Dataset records
----
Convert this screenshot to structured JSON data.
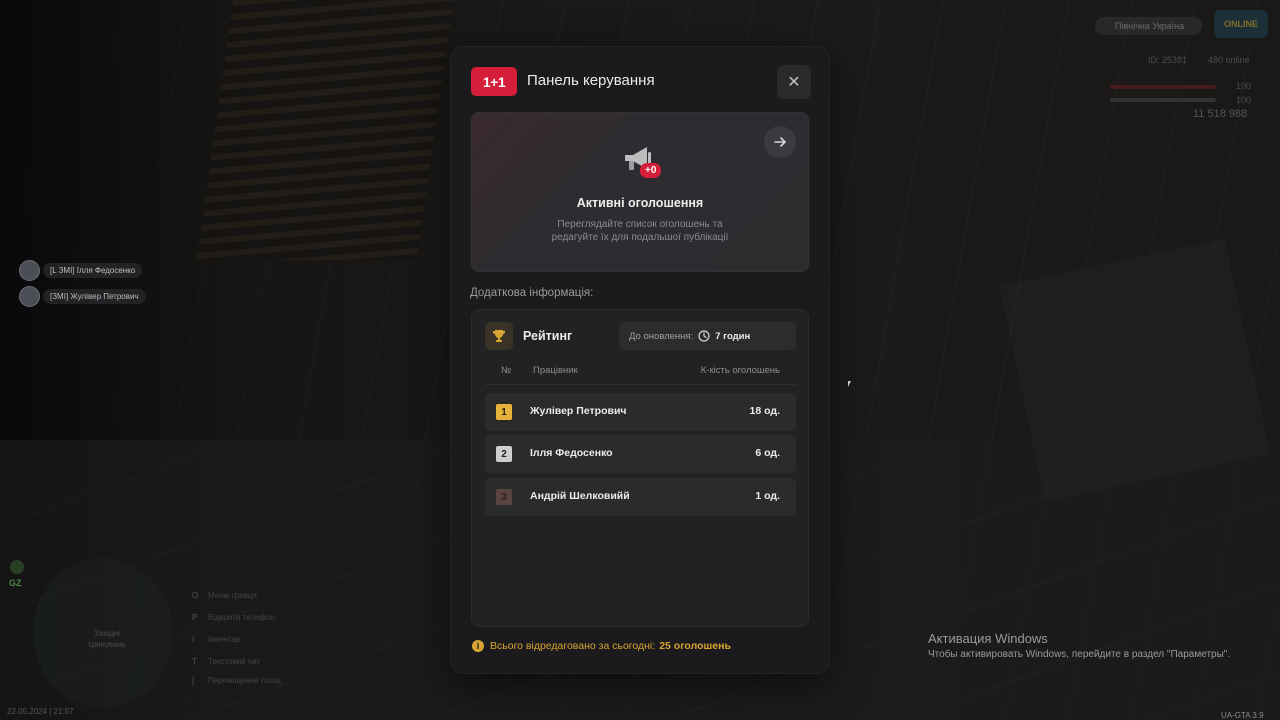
{
  "modal": {
    "logo_text": "1+1",
    "title": "Панель керування",
    "close_glyph": "✕"
  },
  "announcement_card": {
    "badge": "+0",
    "title": "Активні оголошення",
    "description": "Переглядайте список оголошень та редагуйте їх для подальшої публікації",
    "icon": "megaphone-icon",
    "arrow_icon": "arrow-right-icon"
  },
  "additional": {
    "section_label": "Додаткова інформація:",
    "rating_title": "Рейтинг",
    "update_label": "До оновлення:",
    "update_value": "7 годин",
    "columns": [
      "№",
      "Працівник",
      "К-кість оголошень"
    ],
    "rows": [
      {
        "rank": "1",
        "name": "Жулівер Петрович",
        "count": "18 од.",
        "rank_color": "#e6b33a"
      },
      {
        "rank": "2",
        "name": "Ілля Федосенко",
        "count": "6 од.",
        "rank_color": "#cfcfd1"
      },
      {
        "rank": "3",
        "name": "Андрій Шелковийй",
        "count": "1 од.",
        "rank_color": "#5a4440"
      }
    ]
  },
  "footer": {
    "text": "Всього відредаговано за сьогодні:",
    "value": "25 оголошень"
  },
  "background_hud": {
    "players": [
      "[L ЗМІ] Ілля Федосенко",
      "[ЗМІ] Жулівер Петрович"
    ],
    "server": "Північна Україна",
    "server_logo": "ONLINE",
    "id_line": "ID: 25381",
    "online": "480 online",
    "hp": "100",
    "armor": "100",
    "money": "11 518 988",
    "gz": "GZ",
    "minimap_text": "Західні тренувань",
    "hints": [
      {
        "key": "O",
        "label": "Меню гравця"
      },
      {
        "key": "P",
        "label": "Відкрити телефон"
      },
      {
        "key": "I",
        "label": "Інвентар"
      },
      {
        "key": "T",
        "label": "Текстовий чат"
      },
      {
        "key": "[",
        "label": "Переміщення площ"
      }
    ],
    "datetime": "22.05.2024 | 21:57",
    "version": "UA-GTA 3.9"
  },
  "windows_activation": {
    "title": "Активация Windows",
    "subtitle": "Чтобы активировать Windows, перейдите в раздел \"Параметры\"."
  },
  "colors": {
    "brand_red": "#d51e3a",
    "gold": "#d9a532",
    "modal_bg": "#1b1b1d"
  }
}
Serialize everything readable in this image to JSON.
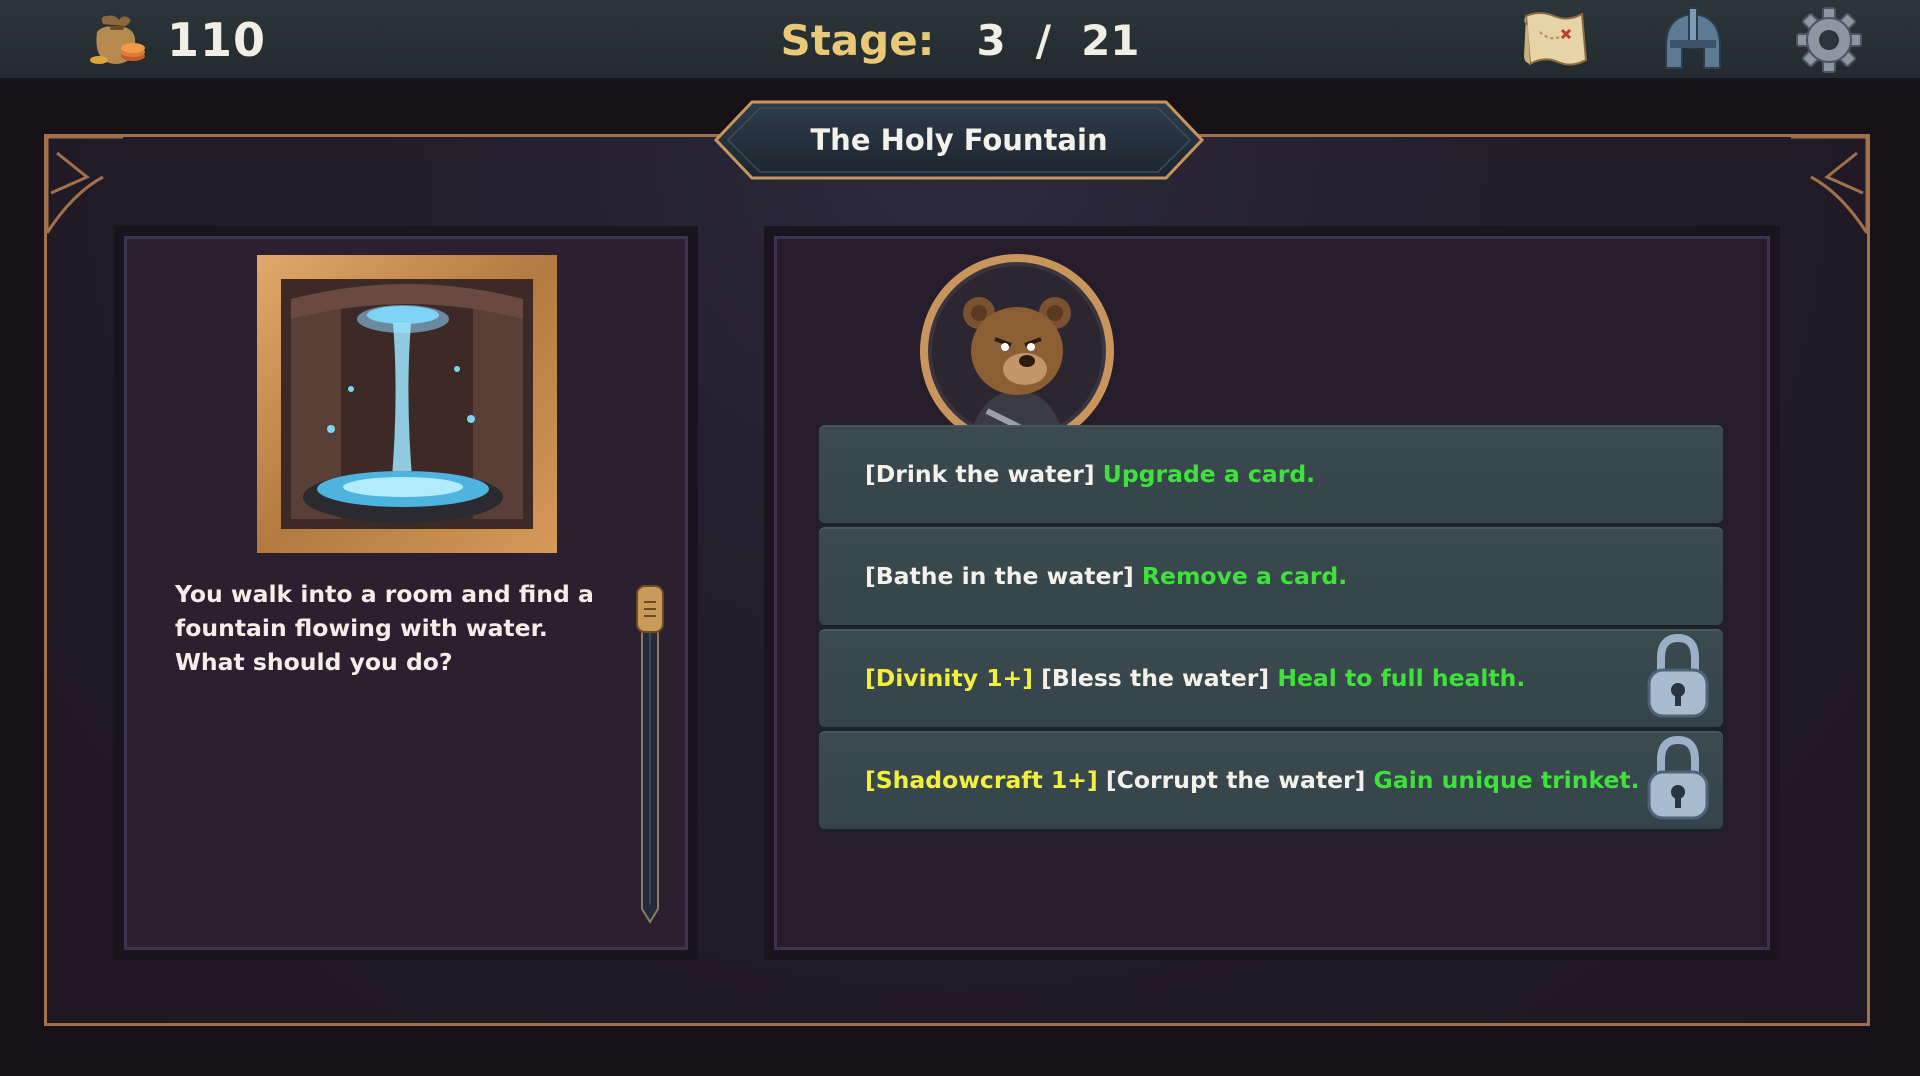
{
  "hud": {
    "gold": "110",
    "stage_label": "Stage:",
    "stage_current": "3",
    "stage_separator": "/",
    "stage_total": "21",
    "icons": [
      "money-bag-icon",
      "map-icon",
      "helmet-icon",
      "gear-icon"
    ]
  },
  "event": {
    "title": "The Holy Fountain",
    "description": "You walk into a room and find a fountain flowing with water. What should you do?",
    "image": "holy-fountain-illustration",
    "npc": "bear-warrior-portrait"
  },
  "options": [
    {
      "tag": "",
      "action": "[Drink the water]",
      "result": "Upgrade a card.",
      "locked": false
    },
    {
      "tag": "",
      "action": "[Bathe in the water]",
      "result": "Remove a card.",
      "locked": false
    },
    {
      "tag": "[Divinity 1+]",
      "action": "[Bless the water]",
      "result": "Heal to full health.",
      "locked": true
    },
    {
      "tag": "[Shadowcraft 1+]",
      "action": "[Corrupt the water]",
      "result": "Gain unique trinket.",
      "locked": true
    }
  ],
  "colors": {
    "stage_label": "#e9c877",
    "result_text": "#3ee23a",
    "requirement_text": "#f2f03c",
    "frame_border": "#a0714a",
    "option_bg": "#3a4a4f"
  }
}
----
EXERCISE REQUIREMENTS ▸
Using the records above, copy each line that contains "Федосенко".

FULL RESPONSE ▸
        "name": "Ілля Федосенко",
      "[L ЗМІ] Ілля Федосенко",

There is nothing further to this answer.